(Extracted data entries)

^^^^^^^^

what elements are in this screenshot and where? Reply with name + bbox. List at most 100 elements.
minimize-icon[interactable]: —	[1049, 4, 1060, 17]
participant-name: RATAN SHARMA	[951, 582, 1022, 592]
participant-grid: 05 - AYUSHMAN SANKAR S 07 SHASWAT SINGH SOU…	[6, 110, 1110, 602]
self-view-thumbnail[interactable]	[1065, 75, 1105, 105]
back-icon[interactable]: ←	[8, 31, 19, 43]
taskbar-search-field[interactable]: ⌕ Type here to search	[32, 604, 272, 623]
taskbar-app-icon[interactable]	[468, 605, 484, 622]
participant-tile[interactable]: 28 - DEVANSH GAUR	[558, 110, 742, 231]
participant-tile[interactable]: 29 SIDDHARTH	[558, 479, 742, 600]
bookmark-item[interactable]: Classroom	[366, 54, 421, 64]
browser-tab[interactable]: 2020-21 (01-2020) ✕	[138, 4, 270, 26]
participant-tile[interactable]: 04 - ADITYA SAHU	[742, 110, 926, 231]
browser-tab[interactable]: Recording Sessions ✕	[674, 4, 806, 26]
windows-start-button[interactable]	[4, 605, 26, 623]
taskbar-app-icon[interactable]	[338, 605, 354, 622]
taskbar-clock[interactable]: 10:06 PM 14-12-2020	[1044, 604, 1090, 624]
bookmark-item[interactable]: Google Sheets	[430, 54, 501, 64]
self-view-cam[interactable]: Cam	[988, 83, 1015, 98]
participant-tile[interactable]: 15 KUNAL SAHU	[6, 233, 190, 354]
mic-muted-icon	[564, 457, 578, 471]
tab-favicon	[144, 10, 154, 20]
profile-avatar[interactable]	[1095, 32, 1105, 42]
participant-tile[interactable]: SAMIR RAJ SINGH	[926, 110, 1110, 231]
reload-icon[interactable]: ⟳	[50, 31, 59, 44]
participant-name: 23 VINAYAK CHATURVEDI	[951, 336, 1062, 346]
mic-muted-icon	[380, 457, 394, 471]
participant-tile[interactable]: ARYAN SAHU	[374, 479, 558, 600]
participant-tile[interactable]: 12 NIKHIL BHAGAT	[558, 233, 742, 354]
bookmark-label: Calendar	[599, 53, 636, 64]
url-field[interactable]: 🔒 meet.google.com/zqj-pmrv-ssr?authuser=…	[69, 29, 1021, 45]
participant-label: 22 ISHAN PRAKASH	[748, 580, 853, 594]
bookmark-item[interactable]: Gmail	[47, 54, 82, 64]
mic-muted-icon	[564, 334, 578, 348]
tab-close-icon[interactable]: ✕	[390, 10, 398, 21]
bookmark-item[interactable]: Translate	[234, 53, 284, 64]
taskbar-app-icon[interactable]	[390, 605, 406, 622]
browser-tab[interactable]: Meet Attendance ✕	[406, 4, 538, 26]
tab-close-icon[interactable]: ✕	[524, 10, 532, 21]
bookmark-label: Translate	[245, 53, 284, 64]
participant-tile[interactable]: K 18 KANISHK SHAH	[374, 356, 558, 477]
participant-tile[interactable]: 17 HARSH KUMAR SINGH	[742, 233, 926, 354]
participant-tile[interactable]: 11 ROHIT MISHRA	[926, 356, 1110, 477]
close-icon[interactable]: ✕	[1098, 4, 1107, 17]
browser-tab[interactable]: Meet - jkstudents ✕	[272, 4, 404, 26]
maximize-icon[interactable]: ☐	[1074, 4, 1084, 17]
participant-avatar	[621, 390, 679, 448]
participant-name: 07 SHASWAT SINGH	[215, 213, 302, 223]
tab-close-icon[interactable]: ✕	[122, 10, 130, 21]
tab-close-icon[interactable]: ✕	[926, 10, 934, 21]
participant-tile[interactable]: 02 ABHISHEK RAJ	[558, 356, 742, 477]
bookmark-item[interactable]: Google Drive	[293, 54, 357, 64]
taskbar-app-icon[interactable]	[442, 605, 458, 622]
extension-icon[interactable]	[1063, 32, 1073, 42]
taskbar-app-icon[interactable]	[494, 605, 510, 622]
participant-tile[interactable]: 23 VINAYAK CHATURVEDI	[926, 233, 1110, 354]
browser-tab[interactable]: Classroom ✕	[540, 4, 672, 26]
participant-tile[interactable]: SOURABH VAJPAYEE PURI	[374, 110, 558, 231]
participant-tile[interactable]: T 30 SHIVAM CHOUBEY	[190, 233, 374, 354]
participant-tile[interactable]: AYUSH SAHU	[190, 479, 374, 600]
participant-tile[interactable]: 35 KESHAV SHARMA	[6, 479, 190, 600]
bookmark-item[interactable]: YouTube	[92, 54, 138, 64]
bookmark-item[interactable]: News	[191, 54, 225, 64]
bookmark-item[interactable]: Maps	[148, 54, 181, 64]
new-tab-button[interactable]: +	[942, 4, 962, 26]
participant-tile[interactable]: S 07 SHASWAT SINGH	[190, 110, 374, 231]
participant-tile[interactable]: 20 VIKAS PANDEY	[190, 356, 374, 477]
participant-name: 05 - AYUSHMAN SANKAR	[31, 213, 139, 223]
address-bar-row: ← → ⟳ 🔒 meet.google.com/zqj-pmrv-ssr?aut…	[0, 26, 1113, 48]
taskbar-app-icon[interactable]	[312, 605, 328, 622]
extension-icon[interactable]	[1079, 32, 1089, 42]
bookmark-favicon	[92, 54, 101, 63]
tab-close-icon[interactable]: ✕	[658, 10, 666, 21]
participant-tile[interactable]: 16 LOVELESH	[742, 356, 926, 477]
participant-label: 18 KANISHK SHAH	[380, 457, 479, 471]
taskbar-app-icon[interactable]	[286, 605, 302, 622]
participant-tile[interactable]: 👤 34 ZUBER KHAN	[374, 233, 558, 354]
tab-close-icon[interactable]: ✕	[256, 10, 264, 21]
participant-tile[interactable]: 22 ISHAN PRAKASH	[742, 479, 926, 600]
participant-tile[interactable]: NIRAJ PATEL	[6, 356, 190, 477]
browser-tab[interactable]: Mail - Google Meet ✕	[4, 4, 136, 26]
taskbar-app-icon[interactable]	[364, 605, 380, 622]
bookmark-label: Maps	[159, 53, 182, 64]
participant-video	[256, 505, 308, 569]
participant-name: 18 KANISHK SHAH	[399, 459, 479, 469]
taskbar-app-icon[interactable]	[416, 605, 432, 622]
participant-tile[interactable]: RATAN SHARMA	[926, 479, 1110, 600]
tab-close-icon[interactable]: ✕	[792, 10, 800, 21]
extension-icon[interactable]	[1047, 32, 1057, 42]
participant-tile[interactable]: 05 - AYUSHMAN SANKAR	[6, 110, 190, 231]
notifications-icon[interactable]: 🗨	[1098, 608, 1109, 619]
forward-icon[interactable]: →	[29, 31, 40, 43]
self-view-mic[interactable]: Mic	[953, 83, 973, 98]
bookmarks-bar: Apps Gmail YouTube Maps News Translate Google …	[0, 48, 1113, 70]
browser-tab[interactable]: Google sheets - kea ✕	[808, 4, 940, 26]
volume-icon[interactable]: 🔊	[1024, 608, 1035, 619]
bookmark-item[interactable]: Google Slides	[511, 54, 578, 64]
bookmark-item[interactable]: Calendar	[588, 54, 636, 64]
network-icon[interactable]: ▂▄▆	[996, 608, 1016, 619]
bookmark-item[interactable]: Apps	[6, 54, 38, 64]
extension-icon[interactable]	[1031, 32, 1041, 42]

^^^^^^^^

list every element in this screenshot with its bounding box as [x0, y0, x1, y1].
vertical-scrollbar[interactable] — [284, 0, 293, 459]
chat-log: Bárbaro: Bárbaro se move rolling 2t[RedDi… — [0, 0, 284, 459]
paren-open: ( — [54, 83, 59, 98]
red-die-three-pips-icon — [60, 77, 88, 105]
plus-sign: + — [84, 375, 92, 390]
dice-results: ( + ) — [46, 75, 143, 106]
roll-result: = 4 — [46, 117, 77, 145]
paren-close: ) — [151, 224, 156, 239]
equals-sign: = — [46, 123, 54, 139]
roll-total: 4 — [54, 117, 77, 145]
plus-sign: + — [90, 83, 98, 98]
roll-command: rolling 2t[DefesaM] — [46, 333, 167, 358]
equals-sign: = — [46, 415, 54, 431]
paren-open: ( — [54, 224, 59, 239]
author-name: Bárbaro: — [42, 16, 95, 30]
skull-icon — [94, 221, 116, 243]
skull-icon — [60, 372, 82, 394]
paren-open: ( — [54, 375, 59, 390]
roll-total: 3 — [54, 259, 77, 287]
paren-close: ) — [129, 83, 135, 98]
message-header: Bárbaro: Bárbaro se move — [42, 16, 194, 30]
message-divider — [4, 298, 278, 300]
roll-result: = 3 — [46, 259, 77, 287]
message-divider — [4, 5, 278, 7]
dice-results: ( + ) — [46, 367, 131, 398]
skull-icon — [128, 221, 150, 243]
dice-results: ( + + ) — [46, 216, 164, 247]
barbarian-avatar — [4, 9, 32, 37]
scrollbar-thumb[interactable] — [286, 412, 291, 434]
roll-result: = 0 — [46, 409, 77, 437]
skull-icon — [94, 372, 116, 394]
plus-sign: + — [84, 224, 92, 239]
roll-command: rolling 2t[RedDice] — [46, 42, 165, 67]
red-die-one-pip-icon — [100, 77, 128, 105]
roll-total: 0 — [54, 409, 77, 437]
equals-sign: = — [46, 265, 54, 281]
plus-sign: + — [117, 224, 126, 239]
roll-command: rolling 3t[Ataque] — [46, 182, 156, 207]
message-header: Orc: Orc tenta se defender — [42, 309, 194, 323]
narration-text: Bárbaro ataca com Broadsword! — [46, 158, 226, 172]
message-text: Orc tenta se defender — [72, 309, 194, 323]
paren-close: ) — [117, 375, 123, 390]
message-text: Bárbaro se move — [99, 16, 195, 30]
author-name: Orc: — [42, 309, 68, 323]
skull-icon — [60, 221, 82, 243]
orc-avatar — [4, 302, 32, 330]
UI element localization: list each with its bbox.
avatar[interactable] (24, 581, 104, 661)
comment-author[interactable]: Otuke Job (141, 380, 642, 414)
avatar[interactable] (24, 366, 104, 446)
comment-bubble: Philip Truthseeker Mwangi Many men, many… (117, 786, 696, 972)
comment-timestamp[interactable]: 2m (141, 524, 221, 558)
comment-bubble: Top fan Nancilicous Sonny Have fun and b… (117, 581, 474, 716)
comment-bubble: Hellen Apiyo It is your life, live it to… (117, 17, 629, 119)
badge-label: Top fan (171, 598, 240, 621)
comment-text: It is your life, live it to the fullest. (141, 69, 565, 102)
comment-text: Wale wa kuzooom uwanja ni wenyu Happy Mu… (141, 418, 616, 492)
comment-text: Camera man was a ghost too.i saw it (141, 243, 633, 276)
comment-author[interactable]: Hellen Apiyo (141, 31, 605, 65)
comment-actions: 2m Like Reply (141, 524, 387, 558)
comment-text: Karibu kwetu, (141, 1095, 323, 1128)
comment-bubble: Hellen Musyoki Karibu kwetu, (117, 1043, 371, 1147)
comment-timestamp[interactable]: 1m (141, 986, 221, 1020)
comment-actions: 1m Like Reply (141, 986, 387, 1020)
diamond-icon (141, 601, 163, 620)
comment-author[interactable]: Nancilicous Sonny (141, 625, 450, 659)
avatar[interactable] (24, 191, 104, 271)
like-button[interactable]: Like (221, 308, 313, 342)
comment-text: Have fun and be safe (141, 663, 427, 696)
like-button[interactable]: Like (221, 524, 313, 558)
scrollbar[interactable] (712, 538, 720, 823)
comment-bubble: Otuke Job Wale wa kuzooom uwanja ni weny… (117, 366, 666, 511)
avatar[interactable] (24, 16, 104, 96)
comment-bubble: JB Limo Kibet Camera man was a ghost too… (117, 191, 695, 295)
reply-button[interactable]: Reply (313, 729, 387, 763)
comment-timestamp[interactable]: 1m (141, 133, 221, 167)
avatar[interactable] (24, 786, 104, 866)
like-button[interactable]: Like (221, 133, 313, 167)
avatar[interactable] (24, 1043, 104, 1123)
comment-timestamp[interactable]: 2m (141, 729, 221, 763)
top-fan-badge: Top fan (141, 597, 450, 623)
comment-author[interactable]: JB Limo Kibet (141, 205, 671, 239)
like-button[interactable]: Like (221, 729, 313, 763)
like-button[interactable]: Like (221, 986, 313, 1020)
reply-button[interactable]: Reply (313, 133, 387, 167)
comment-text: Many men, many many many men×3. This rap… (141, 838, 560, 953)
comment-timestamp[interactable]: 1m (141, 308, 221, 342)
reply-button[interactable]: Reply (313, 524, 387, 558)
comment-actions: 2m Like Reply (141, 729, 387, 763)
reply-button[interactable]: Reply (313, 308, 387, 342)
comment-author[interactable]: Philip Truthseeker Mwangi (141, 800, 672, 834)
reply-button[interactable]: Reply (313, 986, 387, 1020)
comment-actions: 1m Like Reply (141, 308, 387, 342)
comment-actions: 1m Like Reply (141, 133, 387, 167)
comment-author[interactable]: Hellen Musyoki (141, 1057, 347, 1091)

^^^^^^^^

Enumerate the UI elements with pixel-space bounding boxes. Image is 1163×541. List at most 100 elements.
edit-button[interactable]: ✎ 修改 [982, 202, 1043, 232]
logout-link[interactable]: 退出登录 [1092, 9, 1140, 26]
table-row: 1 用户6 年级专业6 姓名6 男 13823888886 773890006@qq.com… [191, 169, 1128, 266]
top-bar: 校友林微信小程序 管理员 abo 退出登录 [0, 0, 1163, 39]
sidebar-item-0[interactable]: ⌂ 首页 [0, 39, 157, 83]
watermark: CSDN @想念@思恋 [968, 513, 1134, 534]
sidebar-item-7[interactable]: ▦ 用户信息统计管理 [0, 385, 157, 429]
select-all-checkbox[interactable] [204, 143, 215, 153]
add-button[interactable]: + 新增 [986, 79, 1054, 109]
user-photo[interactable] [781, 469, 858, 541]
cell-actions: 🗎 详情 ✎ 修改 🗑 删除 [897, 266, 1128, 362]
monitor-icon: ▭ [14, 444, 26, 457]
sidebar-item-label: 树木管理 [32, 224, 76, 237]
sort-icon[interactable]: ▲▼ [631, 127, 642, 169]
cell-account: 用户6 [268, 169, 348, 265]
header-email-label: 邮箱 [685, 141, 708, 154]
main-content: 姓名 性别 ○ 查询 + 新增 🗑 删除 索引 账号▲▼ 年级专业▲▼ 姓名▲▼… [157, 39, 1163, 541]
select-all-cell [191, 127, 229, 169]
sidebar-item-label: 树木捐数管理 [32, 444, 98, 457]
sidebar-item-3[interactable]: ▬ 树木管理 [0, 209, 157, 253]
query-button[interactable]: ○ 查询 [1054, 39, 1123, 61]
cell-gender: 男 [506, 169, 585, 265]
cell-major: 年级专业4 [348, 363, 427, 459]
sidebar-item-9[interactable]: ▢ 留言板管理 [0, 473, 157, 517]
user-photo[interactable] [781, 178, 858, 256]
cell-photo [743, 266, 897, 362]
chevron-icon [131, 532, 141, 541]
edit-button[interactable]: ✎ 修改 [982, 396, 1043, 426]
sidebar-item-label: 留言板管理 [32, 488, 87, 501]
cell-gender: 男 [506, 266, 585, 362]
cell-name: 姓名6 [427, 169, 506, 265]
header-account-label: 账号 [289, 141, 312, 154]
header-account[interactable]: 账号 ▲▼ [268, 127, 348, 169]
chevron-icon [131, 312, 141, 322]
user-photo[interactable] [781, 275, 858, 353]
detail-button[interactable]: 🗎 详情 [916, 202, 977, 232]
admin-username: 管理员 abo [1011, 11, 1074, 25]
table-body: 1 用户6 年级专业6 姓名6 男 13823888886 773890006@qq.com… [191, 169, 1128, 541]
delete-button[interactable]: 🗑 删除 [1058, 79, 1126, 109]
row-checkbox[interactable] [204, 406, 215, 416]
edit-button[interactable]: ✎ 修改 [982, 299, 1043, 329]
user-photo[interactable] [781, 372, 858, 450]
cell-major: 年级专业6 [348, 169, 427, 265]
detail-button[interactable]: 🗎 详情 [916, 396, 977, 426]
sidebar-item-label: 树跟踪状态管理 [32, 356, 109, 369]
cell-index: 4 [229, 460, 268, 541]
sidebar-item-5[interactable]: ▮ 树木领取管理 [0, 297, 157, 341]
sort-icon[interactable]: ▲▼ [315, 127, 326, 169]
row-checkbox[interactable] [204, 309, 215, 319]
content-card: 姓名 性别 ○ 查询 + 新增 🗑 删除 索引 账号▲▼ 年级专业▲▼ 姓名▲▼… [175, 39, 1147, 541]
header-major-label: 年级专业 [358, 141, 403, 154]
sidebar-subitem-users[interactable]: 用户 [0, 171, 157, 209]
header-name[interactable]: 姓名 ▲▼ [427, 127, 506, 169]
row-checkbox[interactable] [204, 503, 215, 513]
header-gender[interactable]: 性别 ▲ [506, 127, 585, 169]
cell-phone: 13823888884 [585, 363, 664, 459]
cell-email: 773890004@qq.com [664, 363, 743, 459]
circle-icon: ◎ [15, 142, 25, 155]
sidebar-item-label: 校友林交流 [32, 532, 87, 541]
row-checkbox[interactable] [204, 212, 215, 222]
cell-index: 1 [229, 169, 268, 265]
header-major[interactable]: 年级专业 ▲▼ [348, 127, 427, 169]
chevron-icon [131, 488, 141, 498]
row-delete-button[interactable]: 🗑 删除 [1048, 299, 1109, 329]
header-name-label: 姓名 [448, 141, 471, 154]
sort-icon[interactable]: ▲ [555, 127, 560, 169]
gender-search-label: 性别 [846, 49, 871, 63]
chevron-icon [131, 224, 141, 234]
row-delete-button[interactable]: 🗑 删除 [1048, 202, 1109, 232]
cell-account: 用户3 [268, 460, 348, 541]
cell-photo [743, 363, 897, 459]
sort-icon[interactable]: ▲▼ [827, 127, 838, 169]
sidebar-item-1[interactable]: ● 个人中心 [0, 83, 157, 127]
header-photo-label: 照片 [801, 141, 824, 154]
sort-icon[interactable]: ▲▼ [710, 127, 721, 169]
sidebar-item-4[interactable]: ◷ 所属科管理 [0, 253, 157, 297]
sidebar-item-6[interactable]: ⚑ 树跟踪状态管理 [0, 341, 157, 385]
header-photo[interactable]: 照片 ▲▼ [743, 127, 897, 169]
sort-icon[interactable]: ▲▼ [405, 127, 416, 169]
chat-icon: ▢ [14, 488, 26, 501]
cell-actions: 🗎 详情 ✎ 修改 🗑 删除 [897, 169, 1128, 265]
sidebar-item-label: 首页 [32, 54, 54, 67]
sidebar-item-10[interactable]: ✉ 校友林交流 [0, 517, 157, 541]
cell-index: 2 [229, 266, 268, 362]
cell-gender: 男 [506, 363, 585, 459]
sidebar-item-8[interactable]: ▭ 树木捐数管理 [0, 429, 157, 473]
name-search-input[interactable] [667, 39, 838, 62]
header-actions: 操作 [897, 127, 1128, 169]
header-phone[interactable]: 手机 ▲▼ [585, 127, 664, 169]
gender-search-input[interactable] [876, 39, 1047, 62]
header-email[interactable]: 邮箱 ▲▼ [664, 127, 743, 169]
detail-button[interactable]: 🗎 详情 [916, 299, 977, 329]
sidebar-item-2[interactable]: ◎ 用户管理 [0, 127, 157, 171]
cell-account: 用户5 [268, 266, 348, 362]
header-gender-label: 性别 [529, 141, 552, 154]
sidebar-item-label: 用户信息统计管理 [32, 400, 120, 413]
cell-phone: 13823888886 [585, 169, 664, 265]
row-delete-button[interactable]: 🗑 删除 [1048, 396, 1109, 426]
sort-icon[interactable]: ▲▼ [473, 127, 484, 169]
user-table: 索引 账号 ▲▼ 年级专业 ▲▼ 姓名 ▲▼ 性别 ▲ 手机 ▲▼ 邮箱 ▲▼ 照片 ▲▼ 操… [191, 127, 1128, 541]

^^^^^^^^

• **What you have to do**
Rewrite the rows from the one containing "list every element" up to and including the one containing "equals-sign: = — [46, 415, 54, 431]", replacing "plus-sign" with "plus-symbol" and leaving everything else unchanged.

• **The answer**
list every element in this screenshot with its bounding box as [x0, y0, x1, y1].
vertical-scrollbar[interactable] — [284, 0, 293, 459]
chat-log: Bárbaro: Bárbaro se move rolling 2t[RedDi… — [0, 0, 284, 459]
paren-open: ( — [54, 83, 59, 98]
red-die-three-pips-icon — [60, 77, 88, 105]
plus-symbol: + — [84, 375, 92, 390]
dice-results: ( + ) — [46, 75, 143, 106]
roll-result: = 4 — [46, 117, 77, 145]
paren-close: ) — [151, 224, 156, 239]
equals-sign: = — [46, 123, 54, 139]
roll-total: 4 — [54, 117, 77, 145]
plus-symbol: + — [90, 83, 98, 98]
roll-command: rolling 2t[DefesaM] — [46, 333, 167, 358]
equals-sign: = — [46, 415, 54, 431]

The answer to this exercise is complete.